Exercise: Print all entries precisely as they are written.

## START Materials provided

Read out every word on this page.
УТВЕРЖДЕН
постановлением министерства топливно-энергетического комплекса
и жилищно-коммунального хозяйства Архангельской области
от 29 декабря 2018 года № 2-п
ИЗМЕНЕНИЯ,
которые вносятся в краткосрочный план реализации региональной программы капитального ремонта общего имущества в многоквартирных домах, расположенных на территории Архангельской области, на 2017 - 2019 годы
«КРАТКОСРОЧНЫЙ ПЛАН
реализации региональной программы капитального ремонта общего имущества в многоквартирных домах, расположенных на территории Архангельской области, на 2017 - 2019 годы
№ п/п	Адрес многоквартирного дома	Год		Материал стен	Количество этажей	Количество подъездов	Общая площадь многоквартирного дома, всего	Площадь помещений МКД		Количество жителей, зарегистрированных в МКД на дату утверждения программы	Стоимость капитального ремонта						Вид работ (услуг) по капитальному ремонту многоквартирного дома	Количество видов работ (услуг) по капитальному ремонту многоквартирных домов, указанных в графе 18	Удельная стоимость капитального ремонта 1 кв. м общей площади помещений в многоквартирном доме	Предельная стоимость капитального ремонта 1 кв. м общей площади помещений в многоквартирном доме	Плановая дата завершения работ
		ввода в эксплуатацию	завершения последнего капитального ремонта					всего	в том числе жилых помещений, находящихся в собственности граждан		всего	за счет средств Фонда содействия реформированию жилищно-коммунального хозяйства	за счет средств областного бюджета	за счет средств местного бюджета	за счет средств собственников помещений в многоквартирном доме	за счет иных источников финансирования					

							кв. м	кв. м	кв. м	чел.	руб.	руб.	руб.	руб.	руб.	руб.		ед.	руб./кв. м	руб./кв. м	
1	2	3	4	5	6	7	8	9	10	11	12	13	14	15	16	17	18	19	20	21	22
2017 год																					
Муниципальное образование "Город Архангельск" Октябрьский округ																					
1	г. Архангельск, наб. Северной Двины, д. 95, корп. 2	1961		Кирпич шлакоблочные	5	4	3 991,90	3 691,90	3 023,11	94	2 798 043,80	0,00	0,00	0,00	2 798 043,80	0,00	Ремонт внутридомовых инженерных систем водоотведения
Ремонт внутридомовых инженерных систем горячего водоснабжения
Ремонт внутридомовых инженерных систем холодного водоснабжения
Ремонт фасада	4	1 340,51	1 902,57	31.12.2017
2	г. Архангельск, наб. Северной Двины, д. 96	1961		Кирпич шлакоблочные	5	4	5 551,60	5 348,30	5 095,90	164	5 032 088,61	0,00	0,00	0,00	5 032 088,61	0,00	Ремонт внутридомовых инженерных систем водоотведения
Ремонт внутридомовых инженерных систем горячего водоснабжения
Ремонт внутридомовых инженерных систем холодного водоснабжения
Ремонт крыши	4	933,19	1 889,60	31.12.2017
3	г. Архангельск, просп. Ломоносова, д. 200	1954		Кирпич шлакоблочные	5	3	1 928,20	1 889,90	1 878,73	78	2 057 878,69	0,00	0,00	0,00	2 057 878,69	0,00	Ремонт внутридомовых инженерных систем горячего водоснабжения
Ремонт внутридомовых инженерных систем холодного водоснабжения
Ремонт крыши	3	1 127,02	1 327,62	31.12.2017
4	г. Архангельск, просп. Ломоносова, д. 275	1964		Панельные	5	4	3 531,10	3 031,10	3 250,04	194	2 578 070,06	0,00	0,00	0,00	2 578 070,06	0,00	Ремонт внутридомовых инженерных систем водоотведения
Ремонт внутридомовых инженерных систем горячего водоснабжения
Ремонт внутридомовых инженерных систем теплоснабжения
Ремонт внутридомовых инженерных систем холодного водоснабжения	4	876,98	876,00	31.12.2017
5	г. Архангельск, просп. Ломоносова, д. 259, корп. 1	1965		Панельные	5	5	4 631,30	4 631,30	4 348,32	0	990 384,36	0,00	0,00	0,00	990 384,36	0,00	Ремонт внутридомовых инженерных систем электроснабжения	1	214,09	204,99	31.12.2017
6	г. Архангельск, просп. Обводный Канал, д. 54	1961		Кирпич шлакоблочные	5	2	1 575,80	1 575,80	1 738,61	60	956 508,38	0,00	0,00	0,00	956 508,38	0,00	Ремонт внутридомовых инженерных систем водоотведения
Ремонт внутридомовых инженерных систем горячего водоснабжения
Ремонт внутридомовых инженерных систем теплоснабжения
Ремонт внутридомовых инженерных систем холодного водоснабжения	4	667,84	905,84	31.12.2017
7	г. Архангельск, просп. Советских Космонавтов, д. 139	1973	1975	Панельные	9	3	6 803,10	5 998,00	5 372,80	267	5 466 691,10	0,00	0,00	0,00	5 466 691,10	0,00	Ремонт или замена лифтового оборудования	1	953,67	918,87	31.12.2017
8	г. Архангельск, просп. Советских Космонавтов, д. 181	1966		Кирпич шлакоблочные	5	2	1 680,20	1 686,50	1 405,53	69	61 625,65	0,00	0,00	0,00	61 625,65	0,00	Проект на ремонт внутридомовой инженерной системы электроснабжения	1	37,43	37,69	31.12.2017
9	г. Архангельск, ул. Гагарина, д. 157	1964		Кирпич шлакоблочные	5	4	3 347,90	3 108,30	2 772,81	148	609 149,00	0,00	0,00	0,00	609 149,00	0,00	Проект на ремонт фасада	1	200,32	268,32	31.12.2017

## END Materials provided

Correct response:
Read out every word on this page.
УТВЕРЖДЕН
постановлением министерства топливно-энергетического комплекса
и жилищно-коммунального хозяйства Архангельской области
от 29 декабря 2018 года № 2-п
ИЗМЕНЕНИЯ,
которые вносятся в краткосрочный план реализации региональной программы капитального ремонта общего имущества в многоквартирных домах, расположенных на территории Архангельской области, на 2017 - 2019 годы
«КРАТКОСРОЧНЫЙ ПЛАН
реализации региональной программы капитального ремонта общего имущества в многоквартирных домах, расположенных на территории Архангельской области, на 2017 - 2019 годы
№ п/п	Адрес многоквартирного дома	Год		Материал стен	Количество этажей	Количество подъездов	Общая площадь многоквартирного дома, всего	Площадь помещений МКД		Количество жителей, зарегистрированных в МКД на дату утверждения программы	Стоимость капитального ремонта						Вид работ (услуг) по капитальному ремонту многоквартирного дома	Количество видов работ (услуг) по капитальному ремонту многоквартирных домов, указанных в графе 18	Удельная стоимость капитального ремонта 1 кв. м общей площади помещений в многоквартирном доме	Предельная стоимость капитального ремонта 1 кв. м общей площади помещений в многоквартирном доме	Плановая дата завершения работ
		ввода в эксплуатацию	завершения последнего капитального ремонта					всего	в том числе жилых помещений, находящихся в собственности граждан		всего	за счет средств Фонда содействия реформированию жилищно-коммунального хозяйства	за счет средств областного бюджета	за счет средств местного бюджета	за счет средств собственников помещений в многоквартирном доме	за счет иных источников финансирования					

							кв. м	кв. м	кв. м	чел.	руб.	руб.	руб.	руб.	руб.	руб.		ед.	руб./кв. м	руб./кв. м	
1	2	3	4	5	6	7	8	9	10	11	12	13	14	15	16	17	18	19	20	21	22
2017 год																					
Муниципальное образование "Город Архангельск" Октябрьский округ																					
1	г. Архангельск, наб. Северной Двины, д. 95, корп. 2	1961		Кирпич шлакоблочные	5	4	3 991,90	3 691,90	3 023,11	94	2 798 043,80	0,00	0,00	0,00	2 798 043,80	0,00	Ремонт внутридомовых инженерных систем водоотведения
Ремонт внутридомовых инженерных систем горячего водоснабжения
Ремонт внутридомовых инженерных систем холодного водоснабжения
Ремонт фасада	4	1 340,51	1 902,57	31.12.2017
2	г. Архангельск, наб. Северной Двины, д. 96	1961		Кирпич шлакоблочные	5	4	5 551,60	5 348,30	5 095,90	164	5 032 088,61	0,00	0,00	0,00	5 032 088,61	0,00	Ремонт внутридомовых инженерных систем водоотведения
Ремонт внутридомовых инженерных систем горячего водоснабжения
Ремонт внутридомовых инженерных систем холодного водоснабжения
Ремонт крыши	4	933,19	1 889,60	31.12.2017
3	г. Архангельск, просп. Ломоносова, д. 200	1954		Кирпич шлакоблочные	5	3	1 928,20	1 889,90	1 878,73	78	2 057 878,69	0,00	0,00	0,00	2 057 878,69	0,00	Ремонт внутридомовых инженерных систем горячего водоснабжения
Ремонт внутридомовых инженерных систем холодного водоснабжения
Ремонт крыши	3	1 127,02	1 327,62	31.12.2017
4	г. Архангельск, просп. Ломоносова, д. 275	1964		Панельные	5	4	3 531,10	3 031,10	3 250,04	194	2 578 070,06	0,00	0,00	0,00	2 578 070,06	0,00	Ремонт внутридомовых инженерных систем водоотведения
Ремонт внутридомовых инженерных систем горячего водоснабжения
Ремонт внутридомовых инженерных систем теплоснабжения
Ремонт внутридомовых инженерных систем холодного водоснабжения	4	876,98	876,00	31.12.2017
5	г. Архангельск, просп. Ломоносова, д. 259, корп. 1	1965		Панельные	5	5	4 631,30	4 631,30	4 348,32	0	990 384,36	0,00	0,00	0,00	990 384,36	0,00	Ремонт внутридомовых инженерных систем электроснабжения	1	214,09	204,99	31.12.2017
6	г. Архангельск, просп. Обводный Канал, д. 54	1961		Кирпич шлакоблочные	5	2	1 575,80	1 575,80	1 738,61	60	956 508,38	0,00	0,00	0,00	956 508,38	0,00	Ремонт внутридомовых инженерных систем водоотведения
Ремонт внутридомовых инженерных систем горячего водоснабжения
Ремонт внутридомовых инженерных систем теплоснабжения
Ремонт внутридомовых инженерных систем холодного водоснабжения	4	667,84	905,84	31.12.2017
7	г. Архангельск, просп. Советских Космонавтов, д. 139	1973	1975	Панельные	9	3	6 803,10	5 998,00	5 372,80	267	5 466 691,10	0,00	0,00	0,00	5 466 691,10	0,00	Ремонт или замена лифтового оборудования	1	953,67	918,87	31.12.2017
8	г. Архангельск, просп. Советских Космонавтов, д. 181	1966		Кирпич шлакоблочные	5	2	1 680,20	1 686,50	1 405,53	69	61 625,65	0,00	0,00	0,00	61 625,65	0,00	Проект на ремонт внутридомовой инженерной системы электроснабжения	1	37,43	37,69	31.12.2017
9	г. Архангельск, ул. Гагарина, д. 157	1964		Кирпич шлакоблочные	5	4	3 347,90	3 108,30	2 772,81	148	609 149,00	0,00	0,00	0,00	609 149,00	0,00	Проект на ремонт фасада	1	200,32	268,32	31.12.2017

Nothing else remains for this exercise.